# Problem description
Copy whichever lines contain the string "รายการพ".

★ ★ ★

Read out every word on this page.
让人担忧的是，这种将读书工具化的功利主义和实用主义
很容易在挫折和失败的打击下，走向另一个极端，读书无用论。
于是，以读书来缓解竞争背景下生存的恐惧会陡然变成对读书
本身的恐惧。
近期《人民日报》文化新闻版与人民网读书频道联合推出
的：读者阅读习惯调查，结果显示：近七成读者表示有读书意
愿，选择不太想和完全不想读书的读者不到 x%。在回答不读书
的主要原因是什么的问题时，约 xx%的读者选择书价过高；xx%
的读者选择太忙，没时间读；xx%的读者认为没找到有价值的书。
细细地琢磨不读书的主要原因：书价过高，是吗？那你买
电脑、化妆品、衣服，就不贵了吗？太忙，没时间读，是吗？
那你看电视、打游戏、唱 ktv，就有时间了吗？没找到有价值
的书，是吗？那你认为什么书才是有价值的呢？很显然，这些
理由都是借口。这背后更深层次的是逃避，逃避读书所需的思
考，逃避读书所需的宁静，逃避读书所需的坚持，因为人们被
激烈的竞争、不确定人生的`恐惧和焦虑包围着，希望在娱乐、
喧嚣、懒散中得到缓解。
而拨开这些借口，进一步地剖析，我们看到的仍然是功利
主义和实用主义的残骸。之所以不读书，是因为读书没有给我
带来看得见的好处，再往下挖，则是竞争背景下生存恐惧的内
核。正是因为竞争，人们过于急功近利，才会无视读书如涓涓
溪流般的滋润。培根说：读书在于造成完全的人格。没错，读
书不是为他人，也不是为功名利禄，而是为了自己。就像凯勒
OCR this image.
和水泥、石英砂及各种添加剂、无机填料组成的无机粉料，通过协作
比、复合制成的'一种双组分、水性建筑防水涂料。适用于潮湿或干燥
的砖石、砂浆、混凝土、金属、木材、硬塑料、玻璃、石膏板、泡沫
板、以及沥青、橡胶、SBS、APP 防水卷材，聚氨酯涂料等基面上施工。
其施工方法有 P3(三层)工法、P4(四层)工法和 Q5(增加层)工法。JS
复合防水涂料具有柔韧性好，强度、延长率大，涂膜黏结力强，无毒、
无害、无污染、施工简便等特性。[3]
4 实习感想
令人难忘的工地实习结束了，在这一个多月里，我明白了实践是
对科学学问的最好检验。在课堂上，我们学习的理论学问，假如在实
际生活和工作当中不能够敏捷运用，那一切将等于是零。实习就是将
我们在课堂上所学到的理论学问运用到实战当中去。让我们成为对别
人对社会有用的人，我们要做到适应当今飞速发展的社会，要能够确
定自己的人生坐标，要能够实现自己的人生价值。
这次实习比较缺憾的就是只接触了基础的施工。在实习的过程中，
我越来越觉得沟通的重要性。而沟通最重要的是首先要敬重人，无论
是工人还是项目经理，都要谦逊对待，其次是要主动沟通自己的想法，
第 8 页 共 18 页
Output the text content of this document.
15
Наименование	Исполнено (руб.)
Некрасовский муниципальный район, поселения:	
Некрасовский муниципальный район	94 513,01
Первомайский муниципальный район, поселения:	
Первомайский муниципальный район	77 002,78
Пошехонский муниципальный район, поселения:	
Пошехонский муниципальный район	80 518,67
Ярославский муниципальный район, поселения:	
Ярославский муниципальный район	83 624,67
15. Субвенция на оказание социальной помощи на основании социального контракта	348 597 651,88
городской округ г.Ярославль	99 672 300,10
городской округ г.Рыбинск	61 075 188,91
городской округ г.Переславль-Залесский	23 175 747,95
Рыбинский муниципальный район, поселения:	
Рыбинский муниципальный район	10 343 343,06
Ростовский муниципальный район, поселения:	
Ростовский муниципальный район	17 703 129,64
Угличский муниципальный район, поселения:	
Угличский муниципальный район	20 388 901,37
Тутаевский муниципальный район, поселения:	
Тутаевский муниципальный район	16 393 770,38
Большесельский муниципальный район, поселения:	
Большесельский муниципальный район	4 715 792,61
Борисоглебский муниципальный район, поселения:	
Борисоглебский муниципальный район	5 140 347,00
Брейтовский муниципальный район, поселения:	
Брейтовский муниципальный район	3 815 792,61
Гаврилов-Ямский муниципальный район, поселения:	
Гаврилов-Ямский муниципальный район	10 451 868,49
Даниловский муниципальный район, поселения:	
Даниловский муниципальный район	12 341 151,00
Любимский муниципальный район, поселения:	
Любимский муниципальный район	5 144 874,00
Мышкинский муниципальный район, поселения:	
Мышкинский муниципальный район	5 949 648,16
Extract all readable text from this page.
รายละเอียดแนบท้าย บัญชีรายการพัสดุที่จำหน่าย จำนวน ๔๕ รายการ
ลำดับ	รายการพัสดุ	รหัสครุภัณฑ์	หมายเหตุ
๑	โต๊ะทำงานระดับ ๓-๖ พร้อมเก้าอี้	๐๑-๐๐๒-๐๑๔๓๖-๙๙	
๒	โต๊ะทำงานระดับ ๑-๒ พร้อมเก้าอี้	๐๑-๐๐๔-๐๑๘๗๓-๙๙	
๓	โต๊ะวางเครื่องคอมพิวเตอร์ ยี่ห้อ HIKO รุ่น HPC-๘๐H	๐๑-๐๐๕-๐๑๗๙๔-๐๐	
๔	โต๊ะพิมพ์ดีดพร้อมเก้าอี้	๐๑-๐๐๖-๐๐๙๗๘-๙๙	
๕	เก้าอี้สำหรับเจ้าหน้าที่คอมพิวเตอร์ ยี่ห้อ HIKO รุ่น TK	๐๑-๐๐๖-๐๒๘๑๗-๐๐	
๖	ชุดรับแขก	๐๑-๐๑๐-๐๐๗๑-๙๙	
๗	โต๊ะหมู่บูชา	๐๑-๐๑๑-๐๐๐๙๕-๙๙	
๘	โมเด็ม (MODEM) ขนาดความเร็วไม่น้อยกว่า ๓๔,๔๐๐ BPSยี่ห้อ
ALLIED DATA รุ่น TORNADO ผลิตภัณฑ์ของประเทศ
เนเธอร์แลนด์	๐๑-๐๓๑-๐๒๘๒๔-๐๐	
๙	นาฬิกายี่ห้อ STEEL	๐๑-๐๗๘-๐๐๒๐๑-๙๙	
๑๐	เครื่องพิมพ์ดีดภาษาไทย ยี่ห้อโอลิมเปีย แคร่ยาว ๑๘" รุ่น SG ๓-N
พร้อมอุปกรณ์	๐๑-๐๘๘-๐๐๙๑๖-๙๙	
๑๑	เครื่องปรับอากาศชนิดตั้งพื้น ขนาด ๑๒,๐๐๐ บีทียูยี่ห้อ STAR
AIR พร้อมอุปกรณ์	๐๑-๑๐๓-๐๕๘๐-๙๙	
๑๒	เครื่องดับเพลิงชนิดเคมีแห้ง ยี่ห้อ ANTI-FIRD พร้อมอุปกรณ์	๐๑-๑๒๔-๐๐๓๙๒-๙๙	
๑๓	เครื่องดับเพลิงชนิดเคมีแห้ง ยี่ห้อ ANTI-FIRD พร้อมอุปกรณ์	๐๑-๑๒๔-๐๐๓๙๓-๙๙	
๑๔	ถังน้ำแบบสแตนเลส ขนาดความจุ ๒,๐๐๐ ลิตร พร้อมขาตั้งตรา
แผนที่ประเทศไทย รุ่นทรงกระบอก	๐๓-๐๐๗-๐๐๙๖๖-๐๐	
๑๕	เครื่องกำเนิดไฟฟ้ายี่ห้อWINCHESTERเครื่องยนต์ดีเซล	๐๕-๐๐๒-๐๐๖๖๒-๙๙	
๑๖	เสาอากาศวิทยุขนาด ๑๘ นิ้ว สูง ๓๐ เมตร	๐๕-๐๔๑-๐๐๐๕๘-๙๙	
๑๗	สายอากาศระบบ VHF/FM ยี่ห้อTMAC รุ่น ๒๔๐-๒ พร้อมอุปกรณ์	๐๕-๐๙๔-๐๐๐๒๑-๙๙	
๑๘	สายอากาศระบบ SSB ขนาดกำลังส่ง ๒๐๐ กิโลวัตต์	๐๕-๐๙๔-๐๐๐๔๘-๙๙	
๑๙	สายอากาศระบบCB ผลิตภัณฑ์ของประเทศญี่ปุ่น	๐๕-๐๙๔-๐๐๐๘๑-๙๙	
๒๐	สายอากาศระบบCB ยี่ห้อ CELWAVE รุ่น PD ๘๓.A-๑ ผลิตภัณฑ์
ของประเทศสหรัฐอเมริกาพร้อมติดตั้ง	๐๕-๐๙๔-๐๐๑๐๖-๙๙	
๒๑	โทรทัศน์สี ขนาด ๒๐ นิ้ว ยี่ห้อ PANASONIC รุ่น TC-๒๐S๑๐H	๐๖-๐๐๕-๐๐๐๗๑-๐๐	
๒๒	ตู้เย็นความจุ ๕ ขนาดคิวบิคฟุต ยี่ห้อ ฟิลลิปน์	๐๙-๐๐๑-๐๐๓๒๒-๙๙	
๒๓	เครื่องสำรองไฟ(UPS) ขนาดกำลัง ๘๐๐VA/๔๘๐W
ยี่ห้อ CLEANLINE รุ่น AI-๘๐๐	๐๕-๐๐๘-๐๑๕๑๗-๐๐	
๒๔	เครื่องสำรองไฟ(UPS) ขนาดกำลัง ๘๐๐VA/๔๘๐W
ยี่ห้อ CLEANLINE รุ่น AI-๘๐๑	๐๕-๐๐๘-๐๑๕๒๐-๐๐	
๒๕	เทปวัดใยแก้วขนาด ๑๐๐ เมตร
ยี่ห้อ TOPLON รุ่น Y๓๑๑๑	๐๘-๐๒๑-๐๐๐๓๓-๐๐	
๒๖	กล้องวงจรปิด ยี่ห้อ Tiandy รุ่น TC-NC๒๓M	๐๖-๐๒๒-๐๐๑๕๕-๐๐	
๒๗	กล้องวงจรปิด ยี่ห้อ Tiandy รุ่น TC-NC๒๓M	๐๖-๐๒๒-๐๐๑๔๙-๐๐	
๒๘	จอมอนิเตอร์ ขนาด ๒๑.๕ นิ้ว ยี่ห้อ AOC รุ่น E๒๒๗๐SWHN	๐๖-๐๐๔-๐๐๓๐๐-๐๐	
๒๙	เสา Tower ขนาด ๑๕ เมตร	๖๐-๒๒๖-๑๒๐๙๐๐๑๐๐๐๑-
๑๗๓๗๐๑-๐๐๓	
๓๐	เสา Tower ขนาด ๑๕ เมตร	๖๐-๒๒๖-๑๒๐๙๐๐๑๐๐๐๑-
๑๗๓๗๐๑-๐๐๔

★ ★ ★

# Written response
รายละเอียดแนบท้าย บัญชีรายการพัสดุที่จำหน่าย จำนวน ๔๕ รายการ
ลำดับ	รายการพัสดุ	รหัสครุภัณฑ์	หมายเหตุ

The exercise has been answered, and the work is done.